━━━ RECORDED DATA ━━━
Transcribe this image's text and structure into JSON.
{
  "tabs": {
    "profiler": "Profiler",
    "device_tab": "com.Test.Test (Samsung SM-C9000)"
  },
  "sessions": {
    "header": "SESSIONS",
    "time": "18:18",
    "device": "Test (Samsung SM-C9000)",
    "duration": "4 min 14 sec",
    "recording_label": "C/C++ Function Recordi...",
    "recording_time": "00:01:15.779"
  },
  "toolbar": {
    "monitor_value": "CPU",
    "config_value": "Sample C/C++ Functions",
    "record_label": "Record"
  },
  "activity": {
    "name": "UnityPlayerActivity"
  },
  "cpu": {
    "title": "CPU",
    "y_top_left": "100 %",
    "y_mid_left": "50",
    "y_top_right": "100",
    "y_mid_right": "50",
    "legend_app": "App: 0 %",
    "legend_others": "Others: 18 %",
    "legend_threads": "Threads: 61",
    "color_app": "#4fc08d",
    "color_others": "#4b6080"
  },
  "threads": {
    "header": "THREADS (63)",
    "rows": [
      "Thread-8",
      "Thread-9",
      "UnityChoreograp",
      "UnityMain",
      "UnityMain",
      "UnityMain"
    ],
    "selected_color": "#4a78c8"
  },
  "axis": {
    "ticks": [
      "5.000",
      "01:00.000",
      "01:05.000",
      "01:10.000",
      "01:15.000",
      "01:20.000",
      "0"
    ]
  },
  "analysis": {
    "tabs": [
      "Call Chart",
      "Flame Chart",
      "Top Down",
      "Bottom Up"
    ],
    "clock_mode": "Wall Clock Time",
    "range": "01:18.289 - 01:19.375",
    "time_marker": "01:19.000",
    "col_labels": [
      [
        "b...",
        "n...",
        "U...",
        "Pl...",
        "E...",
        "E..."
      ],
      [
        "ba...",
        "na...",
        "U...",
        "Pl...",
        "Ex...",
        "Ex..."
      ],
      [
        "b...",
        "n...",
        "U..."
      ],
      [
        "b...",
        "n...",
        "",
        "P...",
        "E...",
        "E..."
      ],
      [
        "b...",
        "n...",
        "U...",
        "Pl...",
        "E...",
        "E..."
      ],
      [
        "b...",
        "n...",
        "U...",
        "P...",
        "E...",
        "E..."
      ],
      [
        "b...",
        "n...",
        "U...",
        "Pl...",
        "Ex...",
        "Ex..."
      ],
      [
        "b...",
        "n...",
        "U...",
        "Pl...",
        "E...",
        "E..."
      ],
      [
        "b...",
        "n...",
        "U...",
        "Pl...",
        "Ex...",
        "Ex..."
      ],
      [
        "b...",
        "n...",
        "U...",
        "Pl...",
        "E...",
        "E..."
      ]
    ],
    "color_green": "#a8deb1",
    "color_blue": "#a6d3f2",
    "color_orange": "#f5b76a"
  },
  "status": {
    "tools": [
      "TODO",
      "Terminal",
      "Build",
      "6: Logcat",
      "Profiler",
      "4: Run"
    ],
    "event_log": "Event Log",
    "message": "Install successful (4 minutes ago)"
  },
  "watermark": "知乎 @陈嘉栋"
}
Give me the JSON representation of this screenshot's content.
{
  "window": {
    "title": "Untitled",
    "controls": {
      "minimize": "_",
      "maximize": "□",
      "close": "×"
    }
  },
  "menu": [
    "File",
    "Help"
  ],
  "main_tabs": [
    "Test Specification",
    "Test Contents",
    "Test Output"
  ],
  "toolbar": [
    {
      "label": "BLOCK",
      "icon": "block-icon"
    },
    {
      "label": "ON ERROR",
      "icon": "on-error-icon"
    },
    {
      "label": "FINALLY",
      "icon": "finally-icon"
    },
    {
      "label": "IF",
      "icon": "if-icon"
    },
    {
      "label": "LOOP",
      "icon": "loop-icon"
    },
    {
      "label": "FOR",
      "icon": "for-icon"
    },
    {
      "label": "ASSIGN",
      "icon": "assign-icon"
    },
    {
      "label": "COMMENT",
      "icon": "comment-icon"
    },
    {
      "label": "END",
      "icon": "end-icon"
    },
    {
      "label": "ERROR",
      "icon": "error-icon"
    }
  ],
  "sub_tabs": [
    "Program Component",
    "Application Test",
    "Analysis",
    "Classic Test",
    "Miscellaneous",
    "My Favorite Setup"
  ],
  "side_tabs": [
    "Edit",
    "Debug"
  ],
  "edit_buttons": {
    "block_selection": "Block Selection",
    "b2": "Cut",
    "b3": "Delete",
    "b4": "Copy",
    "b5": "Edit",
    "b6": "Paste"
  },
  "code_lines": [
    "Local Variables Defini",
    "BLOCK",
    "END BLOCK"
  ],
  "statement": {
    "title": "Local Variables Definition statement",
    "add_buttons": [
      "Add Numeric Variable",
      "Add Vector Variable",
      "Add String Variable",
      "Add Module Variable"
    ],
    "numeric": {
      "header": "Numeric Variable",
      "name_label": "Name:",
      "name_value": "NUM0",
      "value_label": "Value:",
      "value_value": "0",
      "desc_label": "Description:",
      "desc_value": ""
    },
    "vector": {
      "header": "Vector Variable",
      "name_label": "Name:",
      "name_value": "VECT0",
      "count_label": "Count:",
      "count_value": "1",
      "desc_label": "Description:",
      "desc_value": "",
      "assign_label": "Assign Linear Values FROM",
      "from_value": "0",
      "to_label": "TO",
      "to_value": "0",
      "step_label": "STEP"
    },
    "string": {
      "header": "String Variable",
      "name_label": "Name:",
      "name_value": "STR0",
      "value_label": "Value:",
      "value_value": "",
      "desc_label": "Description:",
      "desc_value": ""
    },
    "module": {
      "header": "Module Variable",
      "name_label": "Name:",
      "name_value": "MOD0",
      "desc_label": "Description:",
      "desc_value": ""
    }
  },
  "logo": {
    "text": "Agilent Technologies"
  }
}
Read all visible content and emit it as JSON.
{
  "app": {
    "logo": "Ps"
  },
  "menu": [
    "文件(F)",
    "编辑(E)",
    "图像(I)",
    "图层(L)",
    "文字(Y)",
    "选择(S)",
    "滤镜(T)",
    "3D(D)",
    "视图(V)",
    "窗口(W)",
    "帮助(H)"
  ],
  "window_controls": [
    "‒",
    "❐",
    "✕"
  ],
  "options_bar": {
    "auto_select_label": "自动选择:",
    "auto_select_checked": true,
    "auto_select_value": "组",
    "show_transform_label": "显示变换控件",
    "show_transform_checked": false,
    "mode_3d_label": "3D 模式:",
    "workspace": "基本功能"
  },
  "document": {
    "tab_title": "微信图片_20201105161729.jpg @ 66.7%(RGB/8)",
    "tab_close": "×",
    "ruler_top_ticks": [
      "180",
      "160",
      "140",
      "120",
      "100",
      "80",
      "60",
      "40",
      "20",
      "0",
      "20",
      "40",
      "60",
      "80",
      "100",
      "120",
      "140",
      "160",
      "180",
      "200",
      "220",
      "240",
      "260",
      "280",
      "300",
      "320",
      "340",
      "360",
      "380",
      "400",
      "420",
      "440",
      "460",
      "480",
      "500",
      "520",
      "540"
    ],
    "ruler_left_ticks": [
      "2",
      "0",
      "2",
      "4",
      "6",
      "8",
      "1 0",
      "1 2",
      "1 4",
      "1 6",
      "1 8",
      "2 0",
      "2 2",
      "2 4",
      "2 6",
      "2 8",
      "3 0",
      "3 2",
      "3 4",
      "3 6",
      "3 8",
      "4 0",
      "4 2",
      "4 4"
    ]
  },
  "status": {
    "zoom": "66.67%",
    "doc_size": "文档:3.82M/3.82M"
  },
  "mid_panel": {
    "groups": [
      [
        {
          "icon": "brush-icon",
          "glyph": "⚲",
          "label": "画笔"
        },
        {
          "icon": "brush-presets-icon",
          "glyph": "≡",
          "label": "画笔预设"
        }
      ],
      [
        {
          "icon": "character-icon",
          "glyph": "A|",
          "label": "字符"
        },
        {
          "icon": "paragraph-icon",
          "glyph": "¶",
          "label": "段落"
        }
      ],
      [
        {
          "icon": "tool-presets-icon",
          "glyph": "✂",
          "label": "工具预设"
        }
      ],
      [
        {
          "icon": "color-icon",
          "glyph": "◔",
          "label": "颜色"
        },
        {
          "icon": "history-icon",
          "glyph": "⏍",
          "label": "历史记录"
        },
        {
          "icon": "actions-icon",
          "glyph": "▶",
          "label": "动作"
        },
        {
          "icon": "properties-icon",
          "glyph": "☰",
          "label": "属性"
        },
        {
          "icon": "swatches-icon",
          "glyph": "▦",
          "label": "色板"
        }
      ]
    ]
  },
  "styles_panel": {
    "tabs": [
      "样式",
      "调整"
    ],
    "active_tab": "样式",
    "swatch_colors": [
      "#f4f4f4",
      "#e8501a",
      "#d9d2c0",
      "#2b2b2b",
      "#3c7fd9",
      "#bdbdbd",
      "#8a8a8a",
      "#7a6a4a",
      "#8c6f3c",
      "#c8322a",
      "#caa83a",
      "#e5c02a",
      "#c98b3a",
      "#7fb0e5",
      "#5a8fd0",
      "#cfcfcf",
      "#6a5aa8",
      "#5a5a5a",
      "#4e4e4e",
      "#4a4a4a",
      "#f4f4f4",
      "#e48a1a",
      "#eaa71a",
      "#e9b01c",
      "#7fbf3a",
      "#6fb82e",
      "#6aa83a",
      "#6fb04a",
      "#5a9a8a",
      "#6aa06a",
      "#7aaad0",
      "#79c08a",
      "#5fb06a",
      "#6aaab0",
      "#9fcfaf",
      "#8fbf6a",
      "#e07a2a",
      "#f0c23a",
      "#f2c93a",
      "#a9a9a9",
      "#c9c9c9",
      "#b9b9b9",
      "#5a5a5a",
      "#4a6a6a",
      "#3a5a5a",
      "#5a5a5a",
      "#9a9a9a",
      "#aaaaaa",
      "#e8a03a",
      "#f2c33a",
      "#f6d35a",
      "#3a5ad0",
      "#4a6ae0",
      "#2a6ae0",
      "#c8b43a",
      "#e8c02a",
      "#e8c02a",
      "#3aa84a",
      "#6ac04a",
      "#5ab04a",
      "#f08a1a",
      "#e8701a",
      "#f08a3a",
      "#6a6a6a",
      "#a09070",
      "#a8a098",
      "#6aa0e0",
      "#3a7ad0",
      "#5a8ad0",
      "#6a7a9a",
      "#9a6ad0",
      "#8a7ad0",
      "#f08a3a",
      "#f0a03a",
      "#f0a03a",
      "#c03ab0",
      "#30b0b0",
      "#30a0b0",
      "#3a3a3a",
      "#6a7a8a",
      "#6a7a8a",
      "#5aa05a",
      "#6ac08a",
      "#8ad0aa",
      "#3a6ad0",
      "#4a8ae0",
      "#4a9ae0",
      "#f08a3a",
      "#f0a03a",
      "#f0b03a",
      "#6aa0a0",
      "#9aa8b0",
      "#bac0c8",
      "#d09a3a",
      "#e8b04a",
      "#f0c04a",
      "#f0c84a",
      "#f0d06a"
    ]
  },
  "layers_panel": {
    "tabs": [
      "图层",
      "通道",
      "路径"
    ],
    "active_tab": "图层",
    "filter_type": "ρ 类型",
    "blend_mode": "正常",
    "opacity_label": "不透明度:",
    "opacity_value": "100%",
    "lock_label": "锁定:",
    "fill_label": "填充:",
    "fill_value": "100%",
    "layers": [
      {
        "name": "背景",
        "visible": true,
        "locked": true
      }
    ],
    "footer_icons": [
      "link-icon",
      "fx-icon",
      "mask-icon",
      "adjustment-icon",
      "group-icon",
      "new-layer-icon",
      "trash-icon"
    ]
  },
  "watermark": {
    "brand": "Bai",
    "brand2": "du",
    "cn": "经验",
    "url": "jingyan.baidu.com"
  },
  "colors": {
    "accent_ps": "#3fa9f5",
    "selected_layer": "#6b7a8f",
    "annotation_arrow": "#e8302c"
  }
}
━━━
* **WHAT YOU HAVE TO DO**
Look over the listing. Pull out every line with the string "brush" in it.

* **EXPECTED ANSWER**
          "icon": "brush-icon",
          "icon": "brush-presets-icon",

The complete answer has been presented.